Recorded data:

%%

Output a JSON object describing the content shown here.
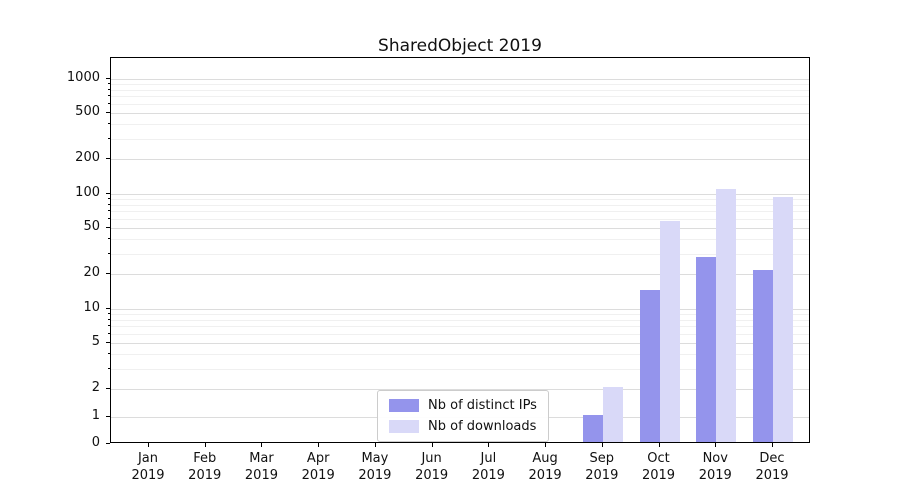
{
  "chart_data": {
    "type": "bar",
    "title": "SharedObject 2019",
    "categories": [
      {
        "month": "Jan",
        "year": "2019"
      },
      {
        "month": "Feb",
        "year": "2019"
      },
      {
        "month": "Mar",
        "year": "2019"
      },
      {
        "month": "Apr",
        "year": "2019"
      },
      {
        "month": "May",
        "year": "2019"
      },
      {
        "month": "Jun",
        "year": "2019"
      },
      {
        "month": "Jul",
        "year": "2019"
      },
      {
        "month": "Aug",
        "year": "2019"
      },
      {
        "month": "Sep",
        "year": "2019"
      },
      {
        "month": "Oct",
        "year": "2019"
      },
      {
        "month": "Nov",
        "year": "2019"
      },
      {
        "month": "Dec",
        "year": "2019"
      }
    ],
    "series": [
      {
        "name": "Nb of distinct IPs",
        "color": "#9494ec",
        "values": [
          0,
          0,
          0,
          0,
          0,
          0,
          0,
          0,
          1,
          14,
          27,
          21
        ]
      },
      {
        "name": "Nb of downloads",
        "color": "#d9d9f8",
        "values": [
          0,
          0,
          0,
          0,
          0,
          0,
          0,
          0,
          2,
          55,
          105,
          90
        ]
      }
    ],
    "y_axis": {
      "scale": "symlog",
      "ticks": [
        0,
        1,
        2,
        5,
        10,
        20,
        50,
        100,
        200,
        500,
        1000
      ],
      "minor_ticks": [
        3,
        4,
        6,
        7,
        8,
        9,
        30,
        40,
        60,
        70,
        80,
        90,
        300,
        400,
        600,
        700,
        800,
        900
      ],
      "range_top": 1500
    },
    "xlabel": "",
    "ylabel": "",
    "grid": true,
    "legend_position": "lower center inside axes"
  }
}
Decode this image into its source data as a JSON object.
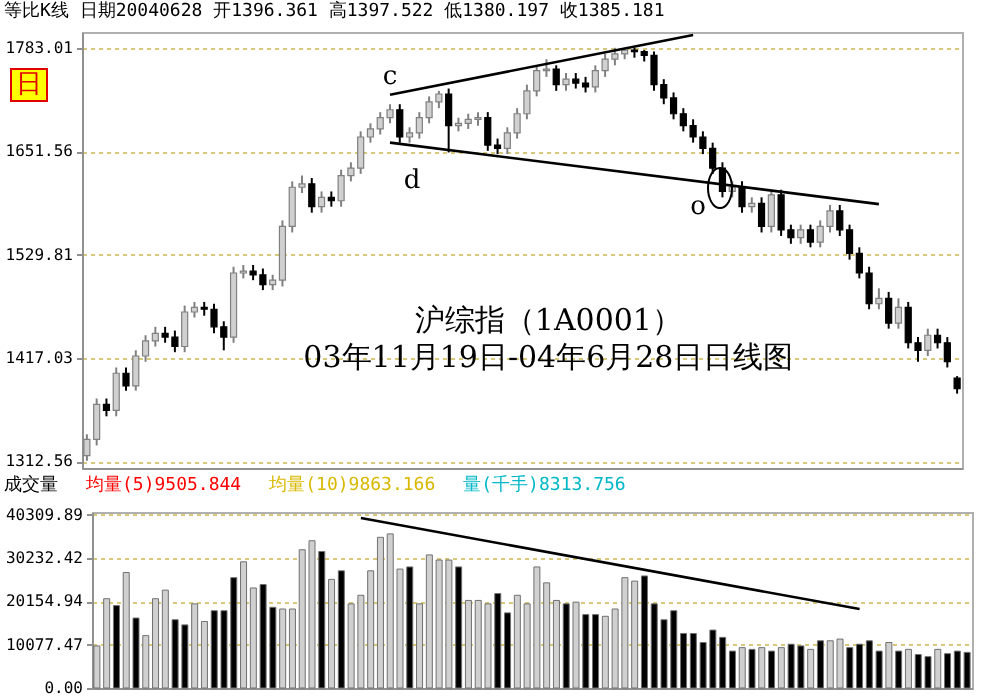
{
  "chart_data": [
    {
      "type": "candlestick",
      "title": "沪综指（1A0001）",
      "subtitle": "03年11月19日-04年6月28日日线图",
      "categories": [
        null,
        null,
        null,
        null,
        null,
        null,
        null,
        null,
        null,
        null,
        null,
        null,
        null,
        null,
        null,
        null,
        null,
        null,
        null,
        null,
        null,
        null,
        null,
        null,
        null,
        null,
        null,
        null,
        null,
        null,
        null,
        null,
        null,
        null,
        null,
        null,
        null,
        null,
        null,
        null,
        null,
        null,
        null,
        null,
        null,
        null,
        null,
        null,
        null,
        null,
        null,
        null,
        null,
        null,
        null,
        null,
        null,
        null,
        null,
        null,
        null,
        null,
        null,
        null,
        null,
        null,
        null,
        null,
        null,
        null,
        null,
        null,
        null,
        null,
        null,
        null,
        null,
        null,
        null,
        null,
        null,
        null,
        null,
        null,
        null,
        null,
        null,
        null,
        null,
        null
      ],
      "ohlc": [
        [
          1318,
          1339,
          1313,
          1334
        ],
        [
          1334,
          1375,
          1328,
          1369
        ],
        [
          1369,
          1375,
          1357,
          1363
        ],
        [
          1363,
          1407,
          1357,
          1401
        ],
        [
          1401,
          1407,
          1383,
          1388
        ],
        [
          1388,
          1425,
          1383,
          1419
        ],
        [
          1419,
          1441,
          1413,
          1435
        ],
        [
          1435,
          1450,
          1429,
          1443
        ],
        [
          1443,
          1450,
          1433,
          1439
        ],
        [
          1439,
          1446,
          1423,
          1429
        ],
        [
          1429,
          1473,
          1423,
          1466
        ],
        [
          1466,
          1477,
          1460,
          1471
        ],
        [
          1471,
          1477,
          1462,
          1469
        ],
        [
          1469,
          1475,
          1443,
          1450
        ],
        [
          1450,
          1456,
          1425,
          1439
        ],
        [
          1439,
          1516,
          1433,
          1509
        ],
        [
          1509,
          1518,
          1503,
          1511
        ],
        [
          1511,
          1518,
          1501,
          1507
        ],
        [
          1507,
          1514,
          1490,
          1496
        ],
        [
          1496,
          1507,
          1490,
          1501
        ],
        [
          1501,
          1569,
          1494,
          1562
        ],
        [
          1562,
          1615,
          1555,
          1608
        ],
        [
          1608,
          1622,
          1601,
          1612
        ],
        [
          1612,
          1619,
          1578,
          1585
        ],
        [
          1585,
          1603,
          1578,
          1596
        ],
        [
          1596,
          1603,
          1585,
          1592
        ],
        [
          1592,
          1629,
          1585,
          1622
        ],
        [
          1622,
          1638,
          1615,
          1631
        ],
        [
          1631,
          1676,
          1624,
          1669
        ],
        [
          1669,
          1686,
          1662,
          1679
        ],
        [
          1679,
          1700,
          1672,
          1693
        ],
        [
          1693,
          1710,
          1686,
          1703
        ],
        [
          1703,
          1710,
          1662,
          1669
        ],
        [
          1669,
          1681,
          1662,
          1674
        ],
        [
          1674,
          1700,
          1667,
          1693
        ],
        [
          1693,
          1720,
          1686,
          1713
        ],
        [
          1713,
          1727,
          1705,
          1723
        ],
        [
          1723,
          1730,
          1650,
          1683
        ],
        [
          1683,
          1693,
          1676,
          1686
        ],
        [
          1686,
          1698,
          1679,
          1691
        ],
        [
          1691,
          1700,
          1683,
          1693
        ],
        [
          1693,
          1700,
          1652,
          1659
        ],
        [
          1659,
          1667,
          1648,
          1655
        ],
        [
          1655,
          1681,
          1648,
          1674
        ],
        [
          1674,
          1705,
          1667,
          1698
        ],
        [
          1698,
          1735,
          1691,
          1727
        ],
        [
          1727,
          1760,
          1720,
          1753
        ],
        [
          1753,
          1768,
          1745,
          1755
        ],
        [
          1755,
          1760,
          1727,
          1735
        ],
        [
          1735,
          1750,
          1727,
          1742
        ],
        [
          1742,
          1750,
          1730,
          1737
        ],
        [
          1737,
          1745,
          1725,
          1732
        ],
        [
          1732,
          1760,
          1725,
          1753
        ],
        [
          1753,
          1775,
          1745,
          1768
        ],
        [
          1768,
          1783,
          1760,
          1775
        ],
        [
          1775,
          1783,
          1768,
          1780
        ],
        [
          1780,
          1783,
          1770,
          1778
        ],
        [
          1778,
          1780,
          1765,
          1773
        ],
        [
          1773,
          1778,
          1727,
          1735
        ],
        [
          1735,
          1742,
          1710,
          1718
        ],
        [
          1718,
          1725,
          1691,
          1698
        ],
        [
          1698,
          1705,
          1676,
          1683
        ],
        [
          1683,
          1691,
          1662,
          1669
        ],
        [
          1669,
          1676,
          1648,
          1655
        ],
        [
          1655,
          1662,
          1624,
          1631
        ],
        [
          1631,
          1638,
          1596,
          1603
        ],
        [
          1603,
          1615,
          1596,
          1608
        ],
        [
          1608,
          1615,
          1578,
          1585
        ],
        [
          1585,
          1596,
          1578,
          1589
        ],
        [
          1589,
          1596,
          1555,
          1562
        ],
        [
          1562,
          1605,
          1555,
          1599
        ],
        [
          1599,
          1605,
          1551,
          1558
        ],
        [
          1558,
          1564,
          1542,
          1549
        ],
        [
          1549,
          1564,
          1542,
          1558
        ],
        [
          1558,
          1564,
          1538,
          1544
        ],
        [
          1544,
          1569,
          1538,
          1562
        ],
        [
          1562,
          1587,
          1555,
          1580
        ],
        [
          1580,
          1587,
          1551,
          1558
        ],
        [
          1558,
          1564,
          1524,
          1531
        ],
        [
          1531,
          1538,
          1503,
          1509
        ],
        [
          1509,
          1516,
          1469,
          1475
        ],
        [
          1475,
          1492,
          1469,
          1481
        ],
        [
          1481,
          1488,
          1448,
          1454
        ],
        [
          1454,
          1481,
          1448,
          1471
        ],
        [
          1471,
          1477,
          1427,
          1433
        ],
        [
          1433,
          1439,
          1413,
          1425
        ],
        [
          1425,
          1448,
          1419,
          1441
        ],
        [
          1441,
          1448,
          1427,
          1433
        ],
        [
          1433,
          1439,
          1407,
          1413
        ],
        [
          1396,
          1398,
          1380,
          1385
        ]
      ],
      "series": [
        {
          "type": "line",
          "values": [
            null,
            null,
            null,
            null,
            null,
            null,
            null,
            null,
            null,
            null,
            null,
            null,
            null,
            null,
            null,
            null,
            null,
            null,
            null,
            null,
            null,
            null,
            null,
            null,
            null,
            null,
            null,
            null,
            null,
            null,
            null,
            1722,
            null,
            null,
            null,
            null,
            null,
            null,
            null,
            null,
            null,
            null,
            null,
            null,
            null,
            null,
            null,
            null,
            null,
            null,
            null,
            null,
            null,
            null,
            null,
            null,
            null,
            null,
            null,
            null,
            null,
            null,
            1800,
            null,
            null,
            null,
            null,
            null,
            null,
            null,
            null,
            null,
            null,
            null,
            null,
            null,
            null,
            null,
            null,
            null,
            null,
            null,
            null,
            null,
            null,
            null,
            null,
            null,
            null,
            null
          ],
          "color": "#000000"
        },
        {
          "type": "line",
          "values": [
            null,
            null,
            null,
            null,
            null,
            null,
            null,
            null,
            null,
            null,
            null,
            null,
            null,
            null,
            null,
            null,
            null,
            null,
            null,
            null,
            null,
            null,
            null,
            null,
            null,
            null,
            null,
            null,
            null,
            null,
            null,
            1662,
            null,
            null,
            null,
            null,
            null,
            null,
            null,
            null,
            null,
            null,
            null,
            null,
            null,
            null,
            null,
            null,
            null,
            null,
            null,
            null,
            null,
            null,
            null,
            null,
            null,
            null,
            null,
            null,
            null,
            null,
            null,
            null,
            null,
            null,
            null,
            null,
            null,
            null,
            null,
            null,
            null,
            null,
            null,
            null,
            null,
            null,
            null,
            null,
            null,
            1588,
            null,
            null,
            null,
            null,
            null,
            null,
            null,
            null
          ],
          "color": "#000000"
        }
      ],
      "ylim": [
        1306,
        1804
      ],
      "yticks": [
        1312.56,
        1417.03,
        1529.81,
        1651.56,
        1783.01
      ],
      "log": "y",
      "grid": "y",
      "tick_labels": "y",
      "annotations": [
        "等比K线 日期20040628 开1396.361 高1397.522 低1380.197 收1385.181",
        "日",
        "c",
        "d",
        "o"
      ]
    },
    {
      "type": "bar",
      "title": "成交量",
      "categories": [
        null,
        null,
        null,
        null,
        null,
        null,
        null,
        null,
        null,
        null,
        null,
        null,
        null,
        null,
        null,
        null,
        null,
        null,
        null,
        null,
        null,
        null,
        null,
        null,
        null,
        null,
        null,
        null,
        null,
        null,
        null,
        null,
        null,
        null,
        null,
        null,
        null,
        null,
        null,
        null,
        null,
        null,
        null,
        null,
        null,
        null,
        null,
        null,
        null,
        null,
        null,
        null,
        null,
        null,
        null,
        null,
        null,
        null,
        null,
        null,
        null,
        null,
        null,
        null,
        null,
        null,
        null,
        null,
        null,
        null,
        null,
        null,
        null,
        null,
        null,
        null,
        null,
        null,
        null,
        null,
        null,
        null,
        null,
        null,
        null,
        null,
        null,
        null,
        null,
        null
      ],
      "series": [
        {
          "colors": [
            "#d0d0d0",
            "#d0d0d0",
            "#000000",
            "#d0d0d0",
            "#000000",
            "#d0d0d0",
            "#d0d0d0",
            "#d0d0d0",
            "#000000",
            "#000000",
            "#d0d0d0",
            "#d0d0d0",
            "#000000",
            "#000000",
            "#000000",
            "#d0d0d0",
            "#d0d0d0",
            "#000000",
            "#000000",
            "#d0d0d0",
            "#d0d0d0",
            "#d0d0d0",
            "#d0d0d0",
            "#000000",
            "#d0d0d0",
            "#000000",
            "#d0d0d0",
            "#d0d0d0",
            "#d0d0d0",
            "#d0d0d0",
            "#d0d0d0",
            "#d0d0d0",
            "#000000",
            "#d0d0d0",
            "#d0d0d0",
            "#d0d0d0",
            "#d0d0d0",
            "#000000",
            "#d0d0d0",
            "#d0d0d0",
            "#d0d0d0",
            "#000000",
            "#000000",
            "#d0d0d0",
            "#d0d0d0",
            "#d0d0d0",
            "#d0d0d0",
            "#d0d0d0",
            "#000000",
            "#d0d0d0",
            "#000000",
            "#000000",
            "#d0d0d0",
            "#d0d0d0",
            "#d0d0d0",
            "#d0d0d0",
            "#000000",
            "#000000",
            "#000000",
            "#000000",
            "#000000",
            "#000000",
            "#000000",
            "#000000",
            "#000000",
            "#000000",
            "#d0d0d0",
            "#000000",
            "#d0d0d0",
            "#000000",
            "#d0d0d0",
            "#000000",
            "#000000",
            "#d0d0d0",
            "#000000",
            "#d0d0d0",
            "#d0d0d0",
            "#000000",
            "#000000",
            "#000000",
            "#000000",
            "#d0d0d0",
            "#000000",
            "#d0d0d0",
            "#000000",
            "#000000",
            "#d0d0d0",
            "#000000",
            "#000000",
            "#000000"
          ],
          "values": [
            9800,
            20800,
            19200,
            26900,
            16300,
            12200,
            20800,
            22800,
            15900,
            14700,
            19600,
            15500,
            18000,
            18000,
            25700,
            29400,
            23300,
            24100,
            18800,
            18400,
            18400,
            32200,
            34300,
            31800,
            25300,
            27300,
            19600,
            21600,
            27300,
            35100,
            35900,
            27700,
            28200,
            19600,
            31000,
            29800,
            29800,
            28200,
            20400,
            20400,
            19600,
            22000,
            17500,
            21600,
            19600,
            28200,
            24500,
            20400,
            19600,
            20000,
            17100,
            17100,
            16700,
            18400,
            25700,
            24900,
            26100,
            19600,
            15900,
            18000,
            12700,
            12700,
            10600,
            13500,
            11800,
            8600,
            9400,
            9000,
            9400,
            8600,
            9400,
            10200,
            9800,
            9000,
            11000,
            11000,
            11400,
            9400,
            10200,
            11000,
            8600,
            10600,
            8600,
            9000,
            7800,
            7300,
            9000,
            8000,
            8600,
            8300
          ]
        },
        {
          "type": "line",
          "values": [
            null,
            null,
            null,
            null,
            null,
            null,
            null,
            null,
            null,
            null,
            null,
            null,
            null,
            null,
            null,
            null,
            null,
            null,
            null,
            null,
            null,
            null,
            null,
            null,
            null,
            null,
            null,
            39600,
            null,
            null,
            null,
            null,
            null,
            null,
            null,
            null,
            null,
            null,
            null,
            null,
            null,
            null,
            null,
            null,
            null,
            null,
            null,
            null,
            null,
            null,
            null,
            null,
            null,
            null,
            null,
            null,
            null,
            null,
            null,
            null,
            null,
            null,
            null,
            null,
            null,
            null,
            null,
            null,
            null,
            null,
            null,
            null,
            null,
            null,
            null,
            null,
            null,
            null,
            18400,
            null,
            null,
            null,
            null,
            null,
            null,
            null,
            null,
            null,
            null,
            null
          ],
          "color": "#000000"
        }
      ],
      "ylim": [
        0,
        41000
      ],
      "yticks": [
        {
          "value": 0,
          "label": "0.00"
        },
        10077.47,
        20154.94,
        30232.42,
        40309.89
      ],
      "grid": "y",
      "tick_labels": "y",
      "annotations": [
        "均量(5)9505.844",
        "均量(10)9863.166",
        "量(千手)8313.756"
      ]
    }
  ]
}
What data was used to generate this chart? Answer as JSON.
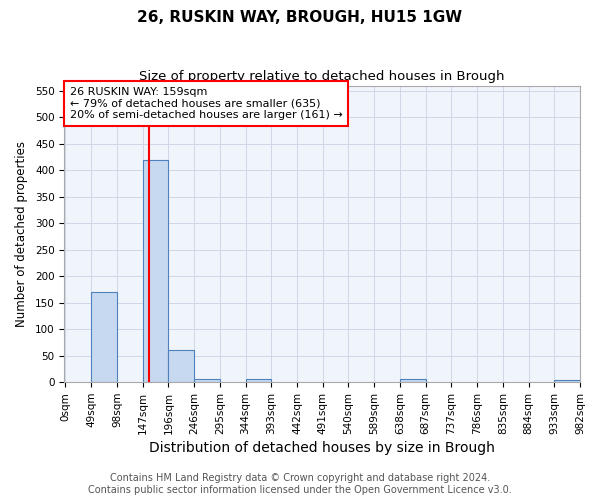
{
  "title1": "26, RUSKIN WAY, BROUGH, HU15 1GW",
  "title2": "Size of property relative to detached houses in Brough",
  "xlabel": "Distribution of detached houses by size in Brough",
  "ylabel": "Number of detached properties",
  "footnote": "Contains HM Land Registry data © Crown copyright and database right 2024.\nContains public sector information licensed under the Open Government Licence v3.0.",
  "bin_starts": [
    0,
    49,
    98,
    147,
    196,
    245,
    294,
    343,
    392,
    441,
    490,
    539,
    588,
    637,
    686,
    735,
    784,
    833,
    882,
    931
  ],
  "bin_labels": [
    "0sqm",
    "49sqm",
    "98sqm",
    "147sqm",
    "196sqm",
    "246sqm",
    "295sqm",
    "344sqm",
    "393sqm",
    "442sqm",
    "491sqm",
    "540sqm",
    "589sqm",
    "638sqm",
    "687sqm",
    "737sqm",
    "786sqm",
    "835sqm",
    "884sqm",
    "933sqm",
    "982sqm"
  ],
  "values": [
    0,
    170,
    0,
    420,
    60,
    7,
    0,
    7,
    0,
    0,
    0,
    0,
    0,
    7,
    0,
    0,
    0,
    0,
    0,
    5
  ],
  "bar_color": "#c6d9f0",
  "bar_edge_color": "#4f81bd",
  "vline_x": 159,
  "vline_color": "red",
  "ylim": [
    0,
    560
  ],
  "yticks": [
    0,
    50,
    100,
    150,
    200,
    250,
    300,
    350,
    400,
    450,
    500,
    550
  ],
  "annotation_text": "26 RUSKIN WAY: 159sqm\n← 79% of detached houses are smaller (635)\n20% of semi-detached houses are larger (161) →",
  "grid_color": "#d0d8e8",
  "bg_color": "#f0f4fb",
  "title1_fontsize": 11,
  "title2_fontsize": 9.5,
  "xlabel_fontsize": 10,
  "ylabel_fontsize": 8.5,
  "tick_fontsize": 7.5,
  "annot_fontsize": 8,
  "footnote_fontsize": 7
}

%%

What the exercise asks:
Scan the entries above and work out how many lines include the word "JSON"; the reply is that number alone.

Response for this exercise:
3